Riser system challenges defined at OTC

May 6, 2009
Designing an optimal riser system requires facing a number of complex, severe challenges complicated by the fact that each riser serves a specific development, and there is little similarity among offshore design parameters.

Offshore staff

HOUSTON --Designing an optimal riser system requires facing a number of complex, severe challenges complicated by the fact that each riser serves a specific development, and there is little similarity among offshore design parameters.

This variety of application means industry has developed a number of approaches to riser systems to deal with greater water depths, harsh environments, HP/HT reservoirs, and involved drilling/production approaches. These systems include top-tensioned, steel catenary, flexible, integrated, and hybrid designs.

Even with that, some current development targets feature severe metocean conditions, ultra deepwater, extreme temperatures and pressures, and difficult physical and chemical properties of the production that exceed current technology.
--- --- ---
**Assignment 1:** Which riser system designs does the riser systems article list?
**Assignment 2:** Carry on writing the riser systems article from its last sentence.
Pay no attention to the entries.
--- --- ---
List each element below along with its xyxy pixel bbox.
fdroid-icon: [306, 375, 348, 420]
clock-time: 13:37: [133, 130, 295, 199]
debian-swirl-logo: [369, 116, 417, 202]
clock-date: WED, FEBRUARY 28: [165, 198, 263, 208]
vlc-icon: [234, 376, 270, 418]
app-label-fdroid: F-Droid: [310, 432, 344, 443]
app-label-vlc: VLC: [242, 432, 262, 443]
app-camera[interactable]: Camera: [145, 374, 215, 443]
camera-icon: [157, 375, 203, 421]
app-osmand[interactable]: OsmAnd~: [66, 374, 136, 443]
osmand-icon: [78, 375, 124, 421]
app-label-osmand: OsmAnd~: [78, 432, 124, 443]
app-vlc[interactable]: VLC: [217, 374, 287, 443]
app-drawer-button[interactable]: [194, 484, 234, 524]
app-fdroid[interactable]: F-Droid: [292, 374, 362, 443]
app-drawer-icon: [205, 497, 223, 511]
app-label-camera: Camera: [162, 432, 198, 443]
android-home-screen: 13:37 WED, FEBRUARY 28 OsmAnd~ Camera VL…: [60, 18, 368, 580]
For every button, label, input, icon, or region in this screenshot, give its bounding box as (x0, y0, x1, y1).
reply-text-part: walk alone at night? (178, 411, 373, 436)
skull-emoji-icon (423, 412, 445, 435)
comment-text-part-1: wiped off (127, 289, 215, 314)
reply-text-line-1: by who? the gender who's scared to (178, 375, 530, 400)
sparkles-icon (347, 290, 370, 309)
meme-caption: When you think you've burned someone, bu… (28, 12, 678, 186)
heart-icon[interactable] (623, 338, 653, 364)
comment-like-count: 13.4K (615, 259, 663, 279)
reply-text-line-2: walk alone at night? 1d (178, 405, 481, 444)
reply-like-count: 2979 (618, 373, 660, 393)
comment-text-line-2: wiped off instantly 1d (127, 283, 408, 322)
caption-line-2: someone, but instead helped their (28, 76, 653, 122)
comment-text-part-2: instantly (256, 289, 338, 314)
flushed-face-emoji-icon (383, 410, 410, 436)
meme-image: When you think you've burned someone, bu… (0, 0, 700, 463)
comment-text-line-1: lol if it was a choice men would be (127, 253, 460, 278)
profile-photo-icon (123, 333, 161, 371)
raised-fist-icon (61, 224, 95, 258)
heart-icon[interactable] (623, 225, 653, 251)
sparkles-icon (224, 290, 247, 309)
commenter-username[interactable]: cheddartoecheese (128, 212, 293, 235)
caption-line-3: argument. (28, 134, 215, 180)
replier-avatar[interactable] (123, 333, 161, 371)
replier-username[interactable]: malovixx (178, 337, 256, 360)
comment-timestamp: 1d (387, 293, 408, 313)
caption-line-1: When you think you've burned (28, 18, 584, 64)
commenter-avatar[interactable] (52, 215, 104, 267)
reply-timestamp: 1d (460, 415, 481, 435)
--- --- ---
**Final answer 1:** Top-tensioned, steel catenary, flexible, integrated, and hybrid designs.

**Final answer 2:**
A panel organized by INTECSEA addressed these challenges in a presentation at the Offshore Technology Conference in Houston today.

"Deeper and cheaper," is the mantra for today's riser design, said Pieter Wybro, deputy CEO and chief technology officer of INTECSEA. This is compounded, he said, by a shortage of riser designers and also of deepwater installation vessels. Some answers generate additional questions. Riserless systems can be half the size of a traditional riser, but well intervention then becomes an issue. Low-cost vessels designed for intervention present a different set of problems.

"Industry nudges the (technical) limits to meet the challenges," Wybro said, noting that advancements in design have been incremental rather than large jumps.

Looking at Cascade/Chinook, Craig Masson, the contract manager for those risers for Petrobras America Inc., said the industry needs more options for risers used with FPSOs in deepwater and hostile environments. He said for Cascade/Chinook with 8,000 ft (2,438 m) water depths and hurricane concerns, that hybrid risers appeared to be the best answer as that combined the strength of SCRs with the motion fatigue capacity of flexible pipe.

Even at that, there remain problems. Hybrid risers are expensive, have a long lead-time, and present logistical challenges.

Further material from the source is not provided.